OBJECTIVE
Copy each line containing the word "this" from the records that follow, please.

◆ ◆ ◆

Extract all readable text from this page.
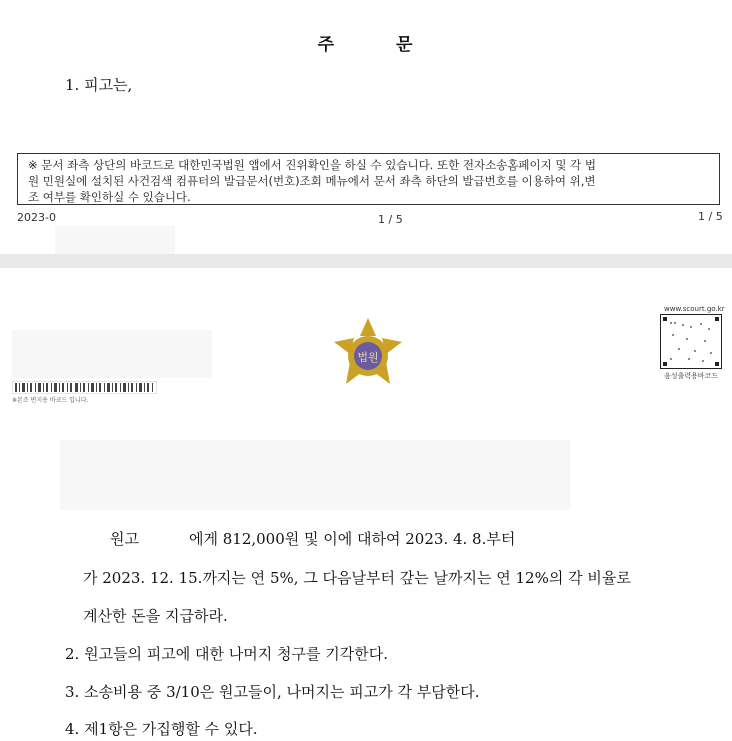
주	문
1. 피고는,
※ 문서 좌측 상단의 바코드로 대한민국법원 앱에서 진위확인을 하실 수 있습니다. 또한 전자소송홈페이지 및 각 법
원 민원실에 설치된 사건검색 컴퓨터의 발급문서(번호)조회 메뉴에서 문서 좌측 하단의 발급번호를 이용하여 위,변
조 여부를 확인하실 수 있습니다.
2023-0	1 / 5	1 / 5
※본조 변지용 바코드 입니다.
법원
www.scourt.go.kr
음성출력용바코드
원고	에게 812,000원 및 이에 대하여 2023. 4. 8.부터
가 2023. 12. 15.까지는 연 5%, 그 다음날부터 갚는 날까지는 연 12%의 각 비율로
계산한 돈을 지급하라.
2. 원고들의 피고에 대한 나머지 청구를 기각한다.
3. 소송비용 중 3/10은 원고들이, 나머지는 피고가 각 부담한다.
4. 제1항은 가집행할 수 있다.
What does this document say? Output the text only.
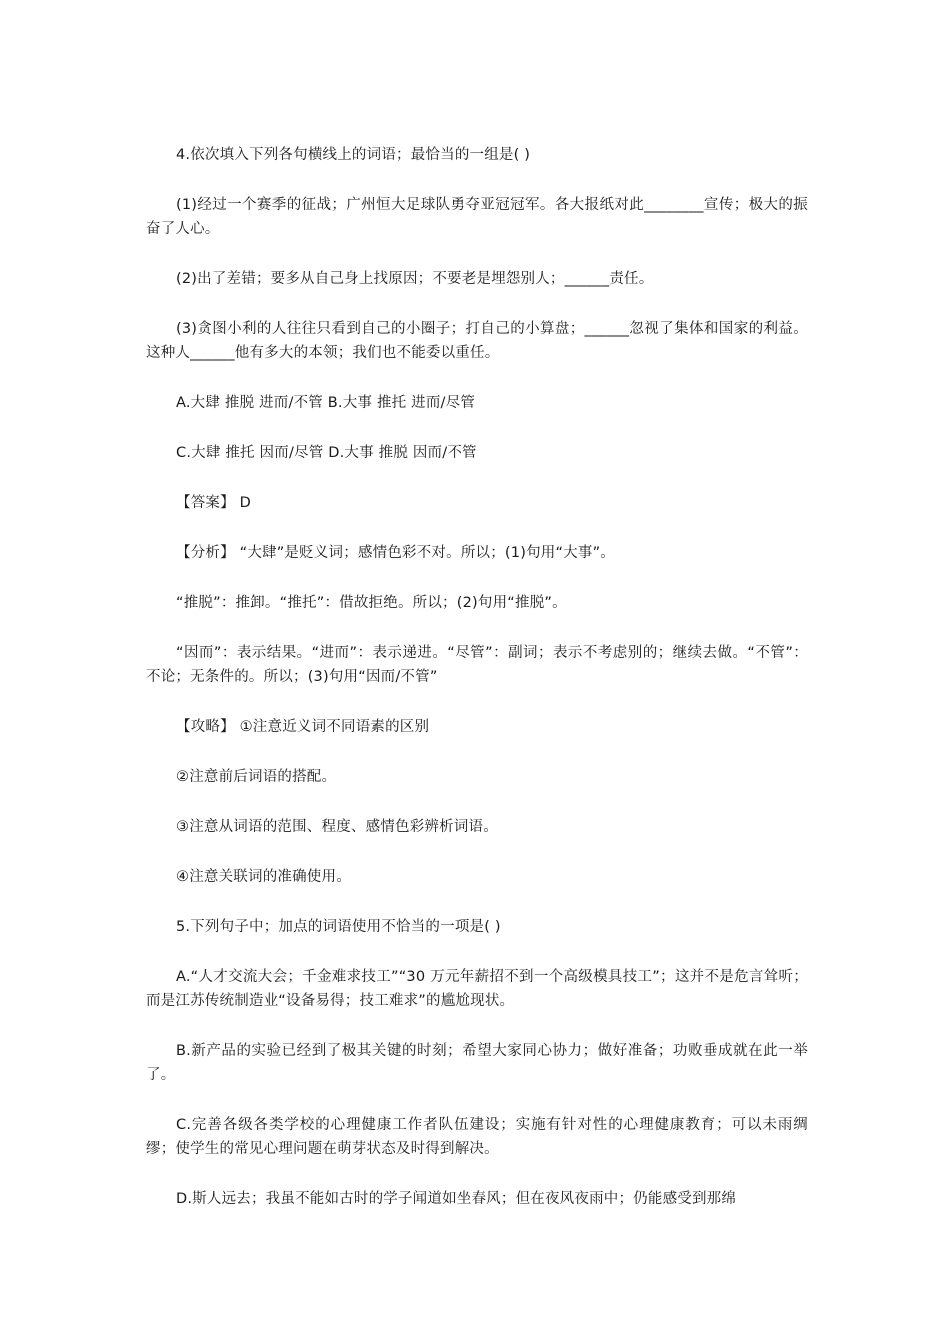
4.依次填入下列各句横线上的词语；最恰当的一组是( )

(1)经过一个赛季的征战；广州恒大足球队勇夺亚冠冠军。各大报纸对此________宣传；极大的振奋了人心。

(2)出了差错；要多从自己身上找原因；不要老是埋怨别人；______责任。

(3)贪图小利的人往往只看到自己的小圈子；打自己的小算盘；______忽视了集体和国家的利益。这种人______他有多大的本领；我们也不能委以重任。

A.大肆 推脱 进而/不管 B.大事 推托 进而/尽管

C.大肆 推托 因而/尽管 D.大事 推脱 因而/不管

【答案】 D

【分析】 “大肆”是贬义词；感情色彩不对。所以；(1)句用“大事”。

“推脱”：推卸。“推托”：借故拒绝。所以；(2)句用“推脱”。

“因而”：表示结果。“进而”：表示递进。“尽管”：副词；表示不考虑别的；继续去做。“不管”：不论；无条件的。所以；(3)句用“因而/不管”

【攻略】 ①注意近义词不同语素的区别

②注意前后词语的搭配。

③注意从词语的范围、程度、感情色彩辨析词语。

④注意关联词的准确使用。

5.下列句子中；加点的词语使用不恰当的一项是( )

A.“人才交流大会；千金难求技工”“30 万元年薪招不到一个高级模具技工”；这并不是危言耸听；而是江苏传统制造业“设备易得；技工难求”的尴尬现状。

B.新产品的实验已经到了极其关键的时刻；希望大家同心协力；做好准备；功败垂成就在此一举了。

C.完善各级各类学校的心理健康工作者队伍建设；实施有针对性的心理健康教育；可以未雨绸缪；使学生的常见心理问题在萌芽状态及时得到解决。

D.斯人远去；我虽不能如古时的学子闻道如坐春风；但在夜风夜雨中；仍能感受到那绵
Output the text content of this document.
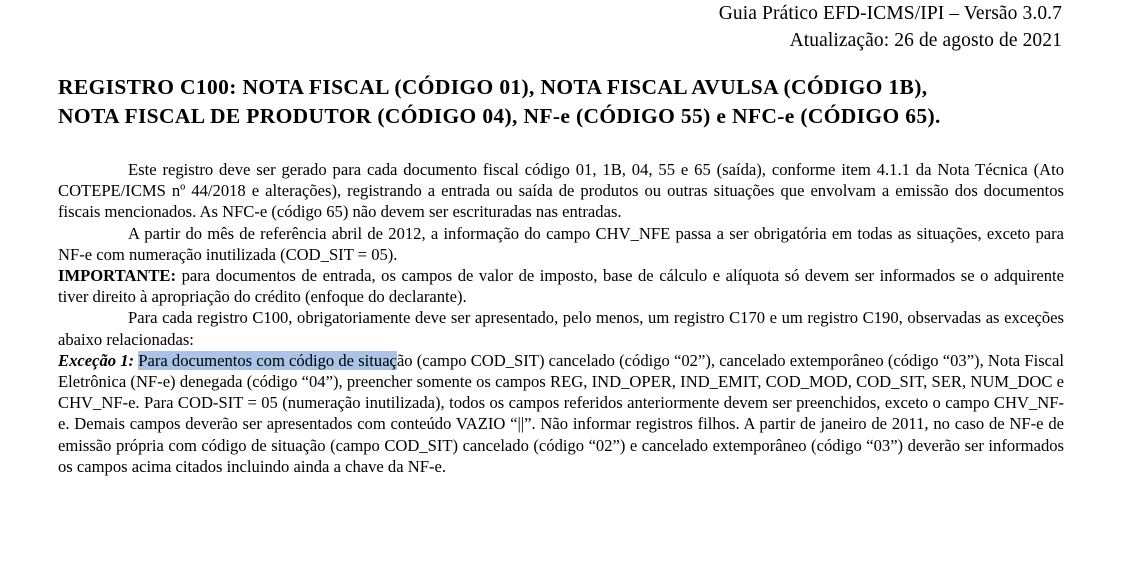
Guia Prático EFD-ICMS/IPI – Versão 3.0.7
Atualização: 26 de agosto de 2021
REGISTRO C100: NOTA FISCAL (CÓDIGO 01), NOTA FISCAL AVULSA (CÓDIGO 1B),
NOTA FISCAL DE PRODUTOR (CÓDIGO 04), NF-e (CÓDIGO 55) e NFC-e (CÓDIGO 65).

Este registro deve ser gerado para cada documento fiscal código 01, 1B, 04, 55 e 65 (saída), conforme item 4.1.1 da Nota Técnica (Ato COTEPE/ICMS nº 44/2018 e alterações), registrando a entrada ou saída de produtos ou outras situações que envolvam a emissão dos documentos fiscais mencionados. As NFC-e (código 65) não devem ser escrituradas nas entradas.

A partir do mês de referência abril de 2012, a informação do campo CHV_NFE passa a ser obrigatória em todas as situações, exceto para NF-e com numeração inutilizada (COD_SIT = 05).

IMPORTANTE: para documentos de entrada, os campos de valor de imposto, base de cálculo e alíquota só devem ser informados se o adquirente tiver direito à apropriação do crédito (enfoque do declarante).

Para cada registro C100, obrigatoriamente deve ser apresentado, pelo menos, um registro C170 e um registro C190, observadas as exceções abaixo relacionadas:

Exceção 1: Para documentos com código de situação (campo COD_SIT) cancelado (código “02”), cancelado extemporâneo (código “03”), Nota Fiscal Eletrônica (NF-e) denegada (código “04”), preencher somente os campos REG, IND_OPER, IND_EMIT, COD_MOD, COD_SIT, SER, NUM_DOC e CHV_NF-e. Para COD-SIT = 05 (numeração inutilizada), todos os campos referidos anteriormente devem ser preenchidos, exceto o campo CHV_NF-e. Demais campos deverão ser apresentados com conteúdo VAZIO “||”. Não informar registros filhos. A partir de janeiro de 2011, no caso de NF-e de emissão própria com código de situação (campo COD_SIT) cancelado (código “02”) e cancelado extemporâneo (código “03”) deverão ser informados os campos acima citados incluindo ainda a chave da NF-e.
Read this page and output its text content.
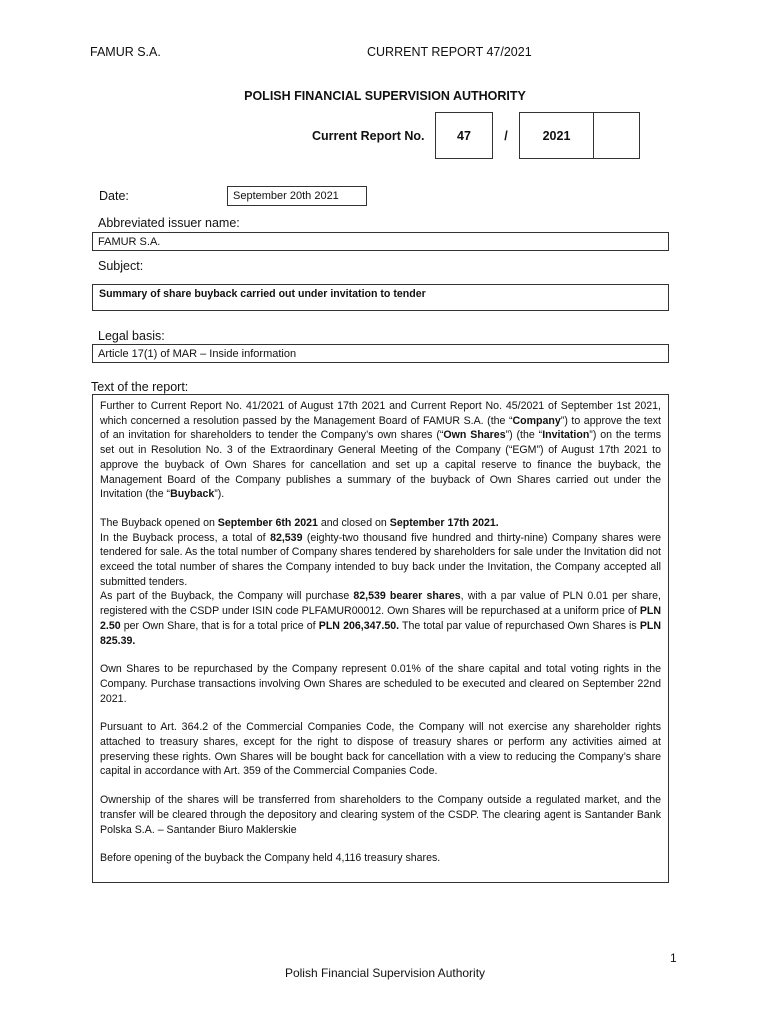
FAMUR S.A.	CURRENT REPORT 47/2021
POLISH FINANCIAL SUPERVISION AUTHORITY
Current Report No.	47	/	2021
Date:	September 20th 2021
Abbreviated issuer name:
FAMUR S.A.
Subject:
Summary of share buyback carried out under invitation to tender
Legal basis:
Article 17(1) of MAR – Inside information
Text of the report:

Further to Current Report No. 41/2021 of August 17th 2021 and Current Report No. 45/2021 of September 1st 2021, which concerned a resolution passed by the Management Board of FAMUR S.A. (the “Company”) to approve the text of an invitation for shareholders to tender the Company’s own shares (“Own Shares”) (the “Invitation”) on the terms set out in Resolution No. 3 of the Extraordinary General Meeting of the Company (“EGM”) of August 17th 2021 to approve the buyback of Own Shares for cancellation and set up a capital reserve to finance the buyback, the Management Board of the Company publishes a summary of the buyback of Own Shares carried out under the Invitation (the “Buyback”).

The Buyback opened on September 6th 2021 and closed on September 17th 2021.

In the Buyback process, a total of 82,539 (eighty-two thousand five hundred and thirty-nine) Company shares were tendered for sale. As the total number of Company shares tendered by shareholders for sale under the Invitation did not exceed the total number of shares the Company intended to buy back under the Invitation, the Company accepted all submitted tenders.

As part of the Buyback, the Company will purchase 82,539 bearer shares, with a par value of PLN 0.01 per share, registered with the CSDP under ISIN code PLFAMUR00012. Own Shares will be repurchased at a uniform price of PLN 2.50 per Own Share, that is for a total price of PLN 206,347.50. The total par value of repurchased Own Shares is PLN 825.39.

Own Shares to be repurchased by the Company represent 0.01% of the share capital and total voting rights in the Company. Purchase transactions involving Own Shares are scheduled to be executed and cleared on September 22nd 2021.

Pursuant to Art. 364.2 of the Commercial Companies Code, the Company will not exercise any shareholder rights attached to treasury shares, except for the right to dispose of treasury shares or perform any activities aimed at preserving these rights. Own Shares will be bought back for cancellation with a view to reducing the Company’s share capital in accordance with Art. 359 of the Commercial Companies Code.

Ownership of the shares will be transferred from shareholders to the Company outside a regulated market, and the transfer will be cleared through the depository and clearing system of the CSDP. The clearing agent is Santander Bank Polska S.A. – Santander Biuro Maklerskie

Before opening of the buyback the Company held 4,116 treasury shares.

1
Polish Financial Supervision Authority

◆ ◆ ◆

TASK OUTPUT
Extract all readable text from this page.
What does this document say? Output the text only.
Output the text content of this document.
Read this page and output its text content.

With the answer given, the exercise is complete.